(THE PROBLEM): Retype each record shown below, leaving every character as it is.

(MATERIAL SHOWN):

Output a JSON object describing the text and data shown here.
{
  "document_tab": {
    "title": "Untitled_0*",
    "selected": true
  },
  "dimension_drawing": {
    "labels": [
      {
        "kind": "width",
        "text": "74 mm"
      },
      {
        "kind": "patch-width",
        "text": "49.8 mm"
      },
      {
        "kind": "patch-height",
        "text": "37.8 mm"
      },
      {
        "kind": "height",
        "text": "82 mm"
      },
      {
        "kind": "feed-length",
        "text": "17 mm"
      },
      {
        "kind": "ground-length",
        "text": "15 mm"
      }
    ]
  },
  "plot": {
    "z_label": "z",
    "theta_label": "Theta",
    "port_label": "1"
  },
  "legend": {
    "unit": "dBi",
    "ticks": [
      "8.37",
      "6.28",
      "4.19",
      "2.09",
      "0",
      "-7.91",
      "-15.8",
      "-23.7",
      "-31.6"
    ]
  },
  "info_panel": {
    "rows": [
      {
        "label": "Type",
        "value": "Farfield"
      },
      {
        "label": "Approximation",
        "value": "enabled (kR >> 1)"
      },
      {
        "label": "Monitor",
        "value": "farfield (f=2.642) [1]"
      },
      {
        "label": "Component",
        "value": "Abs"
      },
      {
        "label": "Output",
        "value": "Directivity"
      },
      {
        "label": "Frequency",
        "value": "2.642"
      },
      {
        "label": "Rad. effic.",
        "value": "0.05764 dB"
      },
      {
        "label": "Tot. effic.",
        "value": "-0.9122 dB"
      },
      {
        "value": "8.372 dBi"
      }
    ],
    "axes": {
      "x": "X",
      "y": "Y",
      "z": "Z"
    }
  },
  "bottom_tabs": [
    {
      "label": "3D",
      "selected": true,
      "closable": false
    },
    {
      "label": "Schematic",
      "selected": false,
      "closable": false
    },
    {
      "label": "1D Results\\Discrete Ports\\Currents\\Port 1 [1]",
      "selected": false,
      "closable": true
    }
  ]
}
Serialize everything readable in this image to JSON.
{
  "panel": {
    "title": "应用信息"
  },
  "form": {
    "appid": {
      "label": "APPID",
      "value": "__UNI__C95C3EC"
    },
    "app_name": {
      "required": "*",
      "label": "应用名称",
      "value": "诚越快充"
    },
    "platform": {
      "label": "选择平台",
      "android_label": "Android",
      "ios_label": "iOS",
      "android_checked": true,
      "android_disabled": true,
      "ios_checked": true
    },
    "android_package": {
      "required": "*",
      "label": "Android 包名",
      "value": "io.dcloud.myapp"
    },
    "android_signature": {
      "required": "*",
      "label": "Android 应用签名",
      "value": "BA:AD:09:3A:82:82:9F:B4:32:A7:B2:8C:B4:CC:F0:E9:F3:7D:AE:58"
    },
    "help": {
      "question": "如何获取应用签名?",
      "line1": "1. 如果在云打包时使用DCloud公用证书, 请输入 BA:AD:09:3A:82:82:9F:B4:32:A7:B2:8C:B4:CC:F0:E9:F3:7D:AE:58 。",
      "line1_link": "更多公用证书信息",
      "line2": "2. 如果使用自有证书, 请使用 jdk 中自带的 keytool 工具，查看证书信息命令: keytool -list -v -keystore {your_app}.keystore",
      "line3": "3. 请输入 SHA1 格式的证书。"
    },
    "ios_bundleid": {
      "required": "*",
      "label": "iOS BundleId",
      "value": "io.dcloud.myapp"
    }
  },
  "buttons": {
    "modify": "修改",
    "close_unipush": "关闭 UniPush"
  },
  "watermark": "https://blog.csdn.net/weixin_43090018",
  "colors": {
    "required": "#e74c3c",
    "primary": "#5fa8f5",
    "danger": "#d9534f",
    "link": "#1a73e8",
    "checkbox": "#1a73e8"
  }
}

(OUTPUT BELOW):
Output a JSON object describing the text and data shown here.
{
  "document_tab": {
    "title": "Untitled_0*",
    "selected": true
  },
  "dimension_drawing": {
    "labels": [
      {
        "kind": "width",
        "text": "74 mm"
      },
      {
        "kind": "patch-width",
        "text": "49.8 mm"
      },
      {
        "kind": "patch-height",
        "text": "37.8 mm"
      },
      {
        "kind": "height",
        "text": "82 mm"
      },
      {
        "kind": "feed-length",
        "text": "17 mm"
      },
      {
        "kind": "ground-length",
        "text": "15 mm"
      }
    ]
  },
  "plot": {
    "z_label": "z",
    "theta_label": "Theta",
    "port_label": "1"
  },
  "legend": {
    "unit": "dBi",
    "ticks": [
      "8.37",
      "6.28",
      "4.19",
      "2.09",
      "0",
      "-7.91",
      "-15.8",
      "-23.7",
      "-31.6"
    ]
  },
  "info_panel": {
    "rows": [
      {
        "label": "Type",
        "value": "Farfield"
      },
      {
        "label": "Approximation",
        "value": "enabled (kR >> 1)"
      },
      {
        "label": "Monitor",
        "value": "farfield (f=2.642) [1]"
      },
      {
        "label": "Component",
        "value": "Abs"
      },
      {
        "label": "Output",
        "value": "Directivity"
      },
      {
        "label": "Frequency",
        "value": "2.642"
      },
      {
        "label": "Rad. effic.",
        "value": "0.05764 dB"
      },
      {
        "label": "Tot. effic.",
        "value": "-0.9122 dB"
      },
      {
        "value": "8.372 dBi"
      }
    ],
    "axes": {
      "x": "X",
      "y": "Y",
      "z": "Z"
    }
  },
  "bottom_tabs": [
    {
      "label": "3D",
      "selected": true,
      "closable": false
    },
    {
      "label": "Schematic",
      "selected": false,
      "closable": false
    },
    {
      "label": "1D Results\\Discrete Ports\\Currents\\Port 1 [1]",
      "selected": false,
      "closable": true
    }
  ]
}
Serialize everything readable in this image to JSON.
{
  "panel": {
    "title": "应用信息"
  },
  "form": {
    "appid": {
      "label": "APPID",
      "value": "__UNI__C95C3EC"
    },
    "app_name": {
      "required": "*",
      "label": "应用名称",
      "value": "诚越快充"
    },
    "platform": {
      "label": "选择平台",
      "android_label": "Android",
      "ios_label": "iOS",
      "android_checked": true,
      "android_disabled": true,
      "ios_checked": true
    },
    "android_package": {
      "required": "*",
      "label": "Android 包名",
      "value": "io.dcloud.myapp"
    },
    "android_signature": {
      "required": "*",
      "label": "Android 应用签名",
      "value": "BA:AD:09:3A:82:82:9F:B4:32:A7:B2:8C:B4:CC:F0:E9:F3:7D:AE:58"
    },
    "help": {
      "question": "如何获取应用签名?",
      "line1": "1. 如果在云打包时使用DCloud公用证书, 请输入 BA:AD:09:3A:82:82:9F:B4:32:A7:B2:8C:B4:CC:F0:E9:F3:7D:AE:58 。",
      "line1_link": "更多公用证书信息",
      "line2": "2. 如果使用自有证书, 请使用 jdk 中自带的 keytool 工具，查看证书信息命令: keytool -list -v -keystore {your_app}.keystore",
      "line3": "3. 请输入 SHA1 格式的证书。"
    },
    "ios_bundleid": {
      "required": "*",
      "label": "iOS BundleId",
      "value": "io.dcloud.myapp"
    }
  },
  "buttons": {
    "modify": "修改",
    "close_unipush": "关闭 UniPush"
  },
  "watermark": "https://blog.csdn.net/weixin_43090018",
  "colors": {
    "required": "#e74c3c",
    "primary": "#5fa8f5",
    "danger": "#d9534f",
    "link": "#1a73e8",
    "checkbox": "#1a73e8"
  }
}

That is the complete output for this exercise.